**Requirement**.
In the records from the beginning through the line with "search-box[interactable]: [951, 30, 1011, 54]", rename "equipment-row" to "device-row". Give only those lines, with everything else unchanged.

»»

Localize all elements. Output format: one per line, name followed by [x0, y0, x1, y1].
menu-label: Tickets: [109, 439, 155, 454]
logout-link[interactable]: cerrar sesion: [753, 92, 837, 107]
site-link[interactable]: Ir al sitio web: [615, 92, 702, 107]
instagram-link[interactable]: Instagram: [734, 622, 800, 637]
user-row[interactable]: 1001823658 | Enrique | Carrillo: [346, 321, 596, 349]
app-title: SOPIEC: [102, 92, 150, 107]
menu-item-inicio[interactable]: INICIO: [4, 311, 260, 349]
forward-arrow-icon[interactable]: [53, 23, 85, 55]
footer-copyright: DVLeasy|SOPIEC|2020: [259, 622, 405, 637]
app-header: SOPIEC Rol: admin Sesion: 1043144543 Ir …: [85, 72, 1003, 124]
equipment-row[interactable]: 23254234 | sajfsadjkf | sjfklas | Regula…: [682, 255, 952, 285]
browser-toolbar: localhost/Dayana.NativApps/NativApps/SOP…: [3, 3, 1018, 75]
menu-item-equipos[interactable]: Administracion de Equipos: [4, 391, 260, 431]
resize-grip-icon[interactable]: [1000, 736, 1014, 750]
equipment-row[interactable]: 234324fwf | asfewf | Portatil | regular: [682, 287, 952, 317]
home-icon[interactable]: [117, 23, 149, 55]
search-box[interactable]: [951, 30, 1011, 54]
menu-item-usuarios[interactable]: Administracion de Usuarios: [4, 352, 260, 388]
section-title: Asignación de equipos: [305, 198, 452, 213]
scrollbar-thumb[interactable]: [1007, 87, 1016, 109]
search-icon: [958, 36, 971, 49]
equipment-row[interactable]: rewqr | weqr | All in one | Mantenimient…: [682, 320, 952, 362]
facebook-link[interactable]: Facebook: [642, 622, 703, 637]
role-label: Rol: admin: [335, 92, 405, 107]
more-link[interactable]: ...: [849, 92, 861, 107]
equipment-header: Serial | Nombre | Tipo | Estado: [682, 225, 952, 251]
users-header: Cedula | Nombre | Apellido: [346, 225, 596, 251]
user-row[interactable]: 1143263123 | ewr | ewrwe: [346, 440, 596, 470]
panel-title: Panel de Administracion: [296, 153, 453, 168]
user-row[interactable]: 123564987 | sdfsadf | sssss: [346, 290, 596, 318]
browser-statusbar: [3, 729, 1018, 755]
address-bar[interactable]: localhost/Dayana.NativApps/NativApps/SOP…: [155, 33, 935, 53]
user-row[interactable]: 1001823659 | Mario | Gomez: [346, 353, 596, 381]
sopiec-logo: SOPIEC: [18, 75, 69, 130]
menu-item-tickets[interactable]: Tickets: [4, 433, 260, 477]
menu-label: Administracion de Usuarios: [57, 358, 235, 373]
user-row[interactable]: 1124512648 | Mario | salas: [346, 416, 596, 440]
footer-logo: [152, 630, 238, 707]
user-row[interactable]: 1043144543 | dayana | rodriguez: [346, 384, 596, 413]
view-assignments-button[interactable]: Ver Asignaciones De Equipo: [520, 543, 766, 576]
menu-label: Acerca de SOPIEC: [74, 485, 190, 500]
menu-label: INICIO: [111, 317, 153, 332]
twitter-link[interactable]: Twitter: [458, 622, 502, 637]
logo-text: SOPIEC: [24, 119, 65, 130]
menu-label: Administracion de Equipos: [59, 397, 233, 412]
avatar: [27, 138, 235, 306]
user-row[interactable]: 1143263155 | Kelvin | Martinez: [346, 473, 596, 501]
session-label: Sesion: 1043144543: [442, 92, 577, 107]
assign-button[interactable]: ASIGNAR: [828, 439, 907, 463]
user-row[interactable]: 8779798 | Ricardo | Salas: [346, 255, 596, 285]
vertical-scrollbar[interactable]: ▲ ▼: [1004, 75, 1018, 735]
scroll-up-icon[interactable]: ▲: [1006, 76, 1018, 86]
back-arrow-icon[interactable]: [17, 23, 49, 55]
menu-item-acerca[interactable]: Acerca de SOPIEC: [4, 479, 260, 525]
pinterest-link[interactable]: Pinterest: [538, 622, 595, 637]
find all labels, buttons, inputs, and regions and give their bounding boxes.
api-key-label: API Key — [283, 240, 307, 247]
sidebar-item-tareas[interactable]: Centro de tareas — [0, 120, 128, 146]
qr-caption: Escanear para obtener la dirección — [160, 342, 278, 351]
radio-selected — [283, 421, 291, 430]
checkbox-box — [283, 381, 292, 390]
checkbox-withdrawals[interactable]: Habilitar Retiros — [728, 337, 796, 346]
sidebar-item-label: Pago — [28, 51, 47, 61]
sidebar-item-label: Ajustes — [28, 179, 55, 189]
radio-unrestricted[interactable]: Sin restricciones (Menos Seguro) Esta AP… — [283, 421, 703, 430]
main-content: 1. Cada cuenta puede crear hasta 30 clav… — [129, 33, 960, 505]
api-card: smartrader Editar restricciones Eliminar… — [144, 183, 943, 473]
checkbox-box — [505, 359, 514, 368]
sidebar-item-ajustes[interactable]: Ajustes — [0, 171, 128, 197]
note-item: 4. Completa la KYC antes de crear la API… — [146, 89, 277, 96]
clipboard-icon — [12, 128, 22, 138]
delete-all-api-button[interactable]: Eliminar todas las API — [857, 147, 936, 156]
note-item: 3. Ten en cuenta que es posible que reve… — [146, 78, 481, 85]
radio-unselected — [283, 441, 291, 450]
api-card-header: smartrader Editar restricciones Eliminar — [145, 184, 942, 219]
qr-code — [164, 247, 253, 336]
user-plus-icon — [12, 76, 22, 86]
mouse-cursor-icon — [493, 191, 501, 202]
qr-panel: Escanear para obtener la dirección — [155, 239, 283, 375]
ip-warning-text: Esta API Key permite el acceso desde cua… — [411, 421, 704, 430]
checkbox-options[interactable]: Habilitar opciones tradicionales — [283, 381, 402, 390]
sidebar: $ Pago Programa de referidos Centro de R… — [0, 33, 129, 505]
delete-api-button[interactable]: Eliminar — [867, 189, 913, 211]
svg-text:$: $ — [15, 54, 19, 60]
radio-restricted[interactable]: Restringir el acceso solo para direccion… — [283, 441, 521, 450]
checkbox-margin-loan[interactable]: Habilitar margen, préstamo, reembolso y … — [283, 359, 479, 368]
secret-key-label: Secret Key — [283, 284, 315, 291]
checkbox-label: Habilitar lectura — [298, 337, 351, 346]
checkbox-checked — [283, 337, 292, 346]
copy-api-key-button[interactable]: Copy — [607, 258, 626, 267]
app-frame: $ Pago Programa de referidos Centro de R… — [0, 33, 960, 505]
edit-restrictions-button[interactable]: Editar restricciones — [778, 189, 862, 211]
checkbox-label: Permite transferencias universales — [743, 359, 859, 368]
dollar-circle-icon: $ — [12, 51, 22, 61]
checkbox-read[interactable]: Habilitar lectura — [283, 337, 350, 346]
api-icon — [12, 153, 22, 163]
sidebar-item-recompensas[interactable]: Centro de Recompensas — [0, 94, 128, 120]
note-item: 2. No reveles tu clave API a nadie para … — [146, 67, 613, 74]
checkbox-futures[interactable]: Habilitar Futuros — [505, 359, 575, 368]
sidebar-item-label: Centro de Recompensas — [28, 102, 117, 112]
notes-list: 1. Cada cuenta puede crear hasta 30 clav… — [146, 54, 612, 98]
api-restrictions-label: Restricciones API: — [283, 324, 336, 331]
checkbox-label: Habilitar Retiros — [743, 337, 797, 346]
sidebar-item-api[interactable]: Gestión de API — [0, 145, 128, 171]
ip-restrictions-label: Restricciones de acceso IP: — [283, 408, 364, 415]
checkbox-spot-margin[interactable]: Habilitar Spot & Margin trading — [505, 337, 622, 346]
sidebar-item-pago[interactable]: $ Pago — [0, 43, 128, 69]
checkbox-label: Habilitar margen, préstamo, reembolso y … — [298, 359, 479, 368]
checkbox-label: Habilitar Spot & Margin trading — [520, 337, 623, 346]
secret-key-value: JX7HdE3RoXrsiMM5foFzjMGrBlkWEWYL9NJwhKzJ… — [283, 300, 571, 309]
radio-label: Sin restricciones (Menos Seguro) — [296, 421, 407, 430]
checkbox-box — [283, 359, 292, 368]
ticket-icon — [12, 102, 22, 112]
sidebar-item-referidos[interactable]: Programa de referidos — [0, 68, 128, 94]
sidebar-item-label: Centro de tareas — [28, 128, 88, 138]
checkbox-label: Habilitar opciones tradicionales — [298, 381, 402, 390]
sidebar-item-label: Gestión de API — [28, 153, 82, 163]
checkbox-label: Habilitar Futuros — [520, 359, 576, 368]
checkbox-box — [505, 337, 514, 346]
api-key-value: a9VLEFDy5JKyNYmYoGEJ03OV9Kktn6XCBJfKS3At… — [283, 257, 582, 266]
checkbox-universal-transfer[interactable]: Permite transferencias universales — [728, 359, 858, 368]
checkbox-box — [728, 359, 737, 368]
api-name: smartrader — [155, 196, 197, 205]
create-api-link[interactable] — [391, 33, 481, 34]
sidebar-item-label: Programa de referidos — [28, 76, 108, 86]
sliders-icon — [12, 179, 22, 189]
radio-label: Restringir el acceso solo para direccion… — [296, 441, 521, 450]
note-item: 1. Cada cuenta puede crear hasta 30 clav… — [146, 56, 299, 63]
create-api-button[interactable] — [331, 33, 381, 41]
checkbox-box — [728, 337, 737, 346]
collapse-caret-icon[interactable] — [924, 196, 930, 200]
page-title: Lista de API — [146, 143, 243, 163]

««

**Correct answer**.
Localize all elements. Output format: one per line, name followed by [x0, y0, x1, y1].
menu-label: Tickets: [109, 439, 155, 454]
logout-link[interactable]: cerrar sesion: [753, 92, 837, 107]
site-link[interactable]: Ir al sitio web: [615, 92, 702, 107]
instagram-link[interactable]: Instagram: [734, 622, 800, 637]
user-row[interactable]: 1001823658 | Enrique | Carrillo: [346, 321, 596, 349]
app-title: SOPIEC: [102, 92, 150, 107]
menu-item-inicio[interactable]: INICIO: [4, 311, 260, 349]
forward-arrow-icon[interactable]: [53, 23, 85, 55]
footer-copyright: DVLeasy|SOPIEC|2020: [259, 622, 405, 637]
app-header: SOPIEC Rol: admin Sesion: 1043144543 Ir …: [85, 72, 1003, 124]
device-row[interactable]: 23254234 | sajfsadjkf | sjfklas | Regula…: [682, 255, 952, 285]
browser-toolbar: localhost/Dayana.NativApps/NativApps/SOP…: [3, 3, 1018, 75]
menu-item-equipos[interactable]: Administracion de Equipos: [4, 391, 260, 431]
resize-grip-icon[interactable]: [1000, 736, 1014, 750]
device-row[interactable]: 234324fwf | asfewf | Portatil | regular: [682, 287, 952, 317]
home-icon[interactable]: [117, 23, 149, 55]
search-box[interactable]: [951, 30, 1011, 54]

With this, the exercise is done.